## [THE REQUEST]
Copy every line of the items below without any changes.

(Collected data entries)
..............................

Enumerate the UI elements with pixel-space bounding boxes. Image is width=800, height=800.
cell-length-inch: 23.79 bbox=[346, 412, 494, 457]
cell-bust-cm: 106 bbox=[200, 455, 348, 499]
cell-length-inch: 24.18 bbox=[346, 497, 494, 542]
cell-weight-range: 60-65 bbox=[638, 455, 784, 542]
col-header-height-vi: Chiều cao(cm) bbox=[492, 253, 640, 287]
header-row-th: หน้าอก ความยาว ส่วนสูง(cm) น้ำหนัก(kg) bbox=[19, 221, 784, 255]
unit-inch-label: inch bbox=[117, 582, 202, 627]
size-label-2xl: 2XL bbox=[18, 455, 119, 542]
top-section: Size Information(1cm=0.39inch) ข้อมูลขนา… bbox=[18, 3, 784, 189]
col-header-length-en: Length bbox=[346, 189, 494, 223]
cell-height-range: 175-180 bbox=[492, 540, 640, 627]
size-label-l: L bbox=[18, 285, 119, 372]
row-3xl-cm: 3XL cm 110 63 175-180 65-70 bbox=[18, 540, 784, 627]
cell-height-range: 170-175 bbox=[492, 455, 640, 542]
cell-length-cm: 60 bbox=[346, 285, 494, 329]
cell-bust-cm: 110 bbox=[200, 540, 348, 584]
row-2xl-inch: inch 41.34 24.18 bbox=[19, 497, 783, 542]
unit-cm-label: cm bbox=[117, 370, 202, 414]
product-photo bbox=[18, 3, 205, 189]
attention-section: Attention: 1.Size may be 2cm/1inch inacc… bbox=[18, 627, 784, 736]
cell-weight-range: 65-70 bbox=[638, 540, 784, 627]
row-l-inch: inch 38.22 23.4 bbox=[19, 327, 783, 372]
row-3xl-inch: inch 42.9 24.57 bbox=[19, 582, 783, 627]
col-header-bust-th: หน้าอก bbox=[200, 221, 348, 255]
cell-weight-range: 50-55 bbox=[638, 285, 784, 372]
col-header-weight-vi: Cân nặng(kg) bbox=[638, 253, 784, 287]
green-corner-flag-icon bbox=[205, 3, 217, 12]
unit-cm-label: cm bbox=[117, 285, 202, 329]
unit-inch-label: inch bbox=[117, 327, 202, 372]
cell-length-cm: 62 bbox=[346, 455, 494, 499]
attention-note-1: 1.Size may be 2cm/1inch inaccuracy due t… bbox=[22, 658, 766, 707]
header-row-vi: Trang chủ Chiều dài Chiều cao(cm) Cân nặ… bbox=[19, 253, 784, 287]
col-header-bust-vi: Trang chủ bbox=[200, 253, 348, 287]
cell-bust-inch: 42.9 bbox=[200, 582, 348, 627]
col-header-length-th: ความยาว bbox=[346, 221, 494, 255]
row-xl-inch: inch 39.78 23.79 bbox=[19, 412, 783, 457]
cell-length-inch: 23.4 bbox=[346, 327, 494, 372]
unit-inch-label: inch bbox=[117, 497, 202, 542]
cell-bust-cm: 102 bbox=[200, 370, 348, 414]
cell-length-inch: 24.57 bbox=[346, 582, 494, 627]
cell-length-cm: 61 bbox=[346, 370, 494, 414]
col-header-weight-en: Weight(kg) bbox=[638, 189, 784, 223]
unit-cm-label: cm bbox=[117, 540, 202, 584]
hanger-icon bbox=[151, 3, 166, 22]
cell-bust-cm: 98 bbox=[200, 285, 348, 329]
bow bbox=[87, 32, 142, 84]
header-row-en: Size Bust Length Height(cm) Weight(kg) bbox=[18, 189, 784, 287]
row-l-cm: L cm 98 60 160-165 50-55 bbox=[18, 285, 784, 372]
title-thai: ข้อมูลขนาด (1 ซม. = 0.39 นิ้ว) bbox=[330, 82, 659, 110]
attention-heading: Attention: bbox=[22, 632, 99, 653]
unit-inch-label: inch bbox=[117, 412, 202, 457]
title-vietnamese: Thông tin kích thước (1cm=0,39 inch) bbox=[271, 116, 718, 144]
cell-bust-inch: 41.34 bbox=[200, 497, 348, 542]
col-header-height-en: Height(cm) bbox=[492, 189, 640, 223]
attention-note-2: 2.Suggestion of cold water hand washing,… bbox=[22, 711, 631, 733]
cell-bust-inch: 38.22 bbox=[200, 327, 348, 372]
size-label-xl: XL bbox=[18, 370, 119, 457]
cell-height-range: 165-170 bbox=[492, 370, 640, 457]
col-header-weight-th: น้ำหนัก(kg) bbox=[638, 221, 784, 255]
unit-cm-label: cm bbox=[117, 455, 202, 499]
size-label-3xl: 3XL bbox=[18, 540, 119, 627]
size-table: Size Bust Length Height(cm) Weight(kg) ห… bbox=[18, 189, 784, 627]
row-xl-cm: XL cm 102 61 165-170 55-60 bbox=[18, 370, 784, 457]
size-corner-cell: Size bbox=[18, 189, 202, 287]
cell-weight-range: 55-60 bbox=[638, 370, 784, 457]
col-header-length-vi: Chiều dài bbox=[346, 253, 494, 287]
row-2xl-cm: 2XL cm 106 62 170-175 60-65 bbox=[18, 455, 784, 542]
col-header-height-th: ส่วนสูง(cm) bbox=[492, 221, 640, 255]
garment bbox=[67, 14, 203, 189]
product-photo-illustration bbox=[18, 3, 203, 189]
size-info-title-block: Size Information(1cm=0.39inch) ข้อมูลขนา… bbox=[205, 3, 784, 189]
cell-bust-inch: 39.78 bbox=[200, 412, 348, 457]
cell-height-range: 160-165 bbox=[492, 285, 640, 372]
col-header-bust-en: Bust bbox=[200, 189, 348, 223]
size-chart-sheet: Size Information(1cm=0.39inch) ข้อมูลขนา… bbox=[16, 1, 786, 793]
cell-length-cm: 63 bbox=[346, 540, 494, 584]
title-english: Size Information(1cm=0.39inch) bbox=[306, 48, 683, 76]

..............................

## [FULL OUTPUT]
Enumerate the UI elements with pixel-space bounding boxes. Image is width=800, height=800.
cell-length-inch: 23.79 bbox=[346, 412, 494, 457]
cell-bust-cm: 106 bbox=[200, 455, 348, 499]
cell-length-inch: 24.18 bbox=[346, 497, 494, 542]
cell-weight-range: 60-65 bbox=[638, 455, 784, 542]
col-header-height-vi: Chiều cao(cm) bbox=[492, 253, 640, 287]
header-row-th: หน้าอก ความยาว ส่วนสูง(cm) น้ำหนัก(kg) bbox=[19, 221, 784, 255]
unit-inch-label: inch bbox=[117, 582, 202, 627]
size-label-2xl: 2XL bbox=[18, 455, 119, 542]
top-section: Size Information(1cm=0.39inch) ข้อมูลขนา… bbox=[18, 3, 784, 189]
col-header-length-en: Length bbox=[346, 189, 494, 223]
cell-height-range: 175-180 bbox=[492, 540, 640, 627]
size-label-l: L bbox=[18, 285, 119, 372]
row-3xl-cm: 3XL cm 110 63 175-180 65-70 bbox=[18, 540, 784, 627]
cell-height-range: 170-175 bbox=[492, 455, 640, 542]
cell-length-cm: 60 bbox=[346, 285, 494, 329]
cell-bust-cm: 110 bbox=[200, 540, 348, 584]
row-2xl-inch: inch 41.34 24.18 bbox=[19, 497, 783, 542]
unit-cm-label: cm bbox=[117, 370, 202, 414]
product-photo bbox=[18, 3, 205, 189]
attention-section: Attention: 1.Size may be 2cm/1inch inacc… bbox=[18, 627, 784, 736]
cell-weight-range: 65-70 bbox=[638, 540, 784, 627]
row-l-inch: inch 38.22 23.4 bbox=[19, 327, 783, 372]
row-3xl-inch: inch 42.9 24.57 bbox=[19, 582, 783, 627]
col-header-bust-th: หน้าอก bbox=[200, 221, 348, 255]
cell-weight-range: 50-55 bbox=[638, 285, 784, 372]
col-header-weight-vi: Cân nặng(kg) bbox=[638, 253, 784, 287]
green-corner-flag-icon bbox=[205, 3, 217, 12]
unit-cm-label: cm bbox=[117, 285, 202, 329]
unit-inch-label: inch bbox=[117, 327, 202, 372]
cell-length-cm: 62 bbox=[346, 455, 494, 499]
attention-note-1: 1.Size may be 2cm/1inch inaccuracy due t… bbox=[22, 658, 766, 707]
header-row-vi: Trang chủ Chiều dài Chiều cao(cm) Cân nặ… bbox=[19, 253, 784, 287]
col-header-bust-vi: Trang chủ bbox=[200, 253, 348, 287]
cell-bust-inch: 42.9 bbox=[200, 582, 348, 627]
col-header-length-th: ความยาว bbox=[346, 221, 494, 255]
row-xl-inch: inch 39.78 23.79 bbox=[19, 412, 783, 457]
cell-length-inch: 23.4 bbox=[346, 327, 494, 372]
unit-inch-label: inch bbox=[117, 497, 202, 542]
cell-bust-cm: 102 bbox=[200, 370, 348, 414]
cell-length-inch: 24.57 bbox=[346, 582, 494, 627]
cell-length-cm: 61 bbox=[346, 370, 494, 414]
col-header-weight-en: Weight(kg) bbox=[638, 189, 784, 223]
unit-cm-label: cm bbox=[117, 540, 202, 584]
hanger-icon bbox=[151, 3, 166, 22]
cell-bust-cm: 98 bbox=[200, 285, 348, 329]
bow bbox=[87, 32, 142, 84]
header-row-en: Size Bust Length Height(cm) Weight(kg) bbox=[18, 189, 784, 287]
row-l-cm: L cm 98 60 160-165 50-55 bbox=[18, 285, 784, 372]
title-thai: ข้อมูลขนาด (1 ซม. = 0.39 นิ้ว) bbox=[330, 82, 659, 110]
attention-heading: Attention: bbox=[22, 632, 99, 653]
unit-inch-label: inch bbox=[117, 412, 202, 457]
title-vietnamese: Thông tin kích thước (1cm=0,39 inch) bbox=[271, 116, 718, 144]
cell-bust-inch: 41.34 bbox=[200, 497, 348, 542]
col-header-height-en: Height(cm) bbox=[492, 189, 640, 223]
attention-note-2: 2.Suggestion of cold water hand washing,… bbox=[22, 711, 631, 733]
cell-bust-inch: 38.22 bbox=[200, 327, 348, 372]
size-label-xl: XL bbox=[18, 370, 119, 457]
cell-height-range: 165-170 bbox=[492, 370, 640, 457]
col-header-weight-th: น้ำหนัก(kg) bbox=[638, 221, 784, 255]
unit-cm-label: cm bbox=[117, 455, 202, 499]
size-label-3xl: 3XL bbox=[18, 540, 119, 627]
size-table: Size Bust Length Height(cm) Weight(kg) ห… bbox=[18, 189, 784, 627]
row-xl-cm: XL cm 102 61 165-170 55-60 bbox=[18, 370, 784, 457]
size-corner-cell: Size bbox=[18, 189, 202, 287]
cell-weight-range: 55-60 bbox=[638, 370, 784, 457]
col-header-length-vi: Chiều dài bbox=[346, 253, 494, 287]
row-2xl-cm: 2XL cm 106 62 170-175 60-65 bbox=[18, 455, 784, 542]
col-header-height-th: ส่วนสูง(cm) bbox=[492, 221, 640, 255]
garment bbox=[67, 14, 203, 189]
product-photo-illustration bbox=[18, 3, 203, 189]
size-info-title-block: Size Information(1cm=0.39inch) ข้อมูลขนา… bbox=[205, 3, 784, 189]
cell-bust-inch: 39.78 bbox=[200, 412, 348, 457]
cell-height-range: 160-165 bbox=[492, 285, 640, 372]
col-header-bust-en: Bust bbox=[200, 189, 348, 223]
size-chart-sheet: Size Information(1cm=0.39inch) ข้อมูลขนา… bbox=[16, 1, 786, 793]
cell-length-cm: 63 bbox=[346, 540, 494, 584]
title-english: Size Information(1cm=0.39inch) bbox=[306, 48, 683, 76]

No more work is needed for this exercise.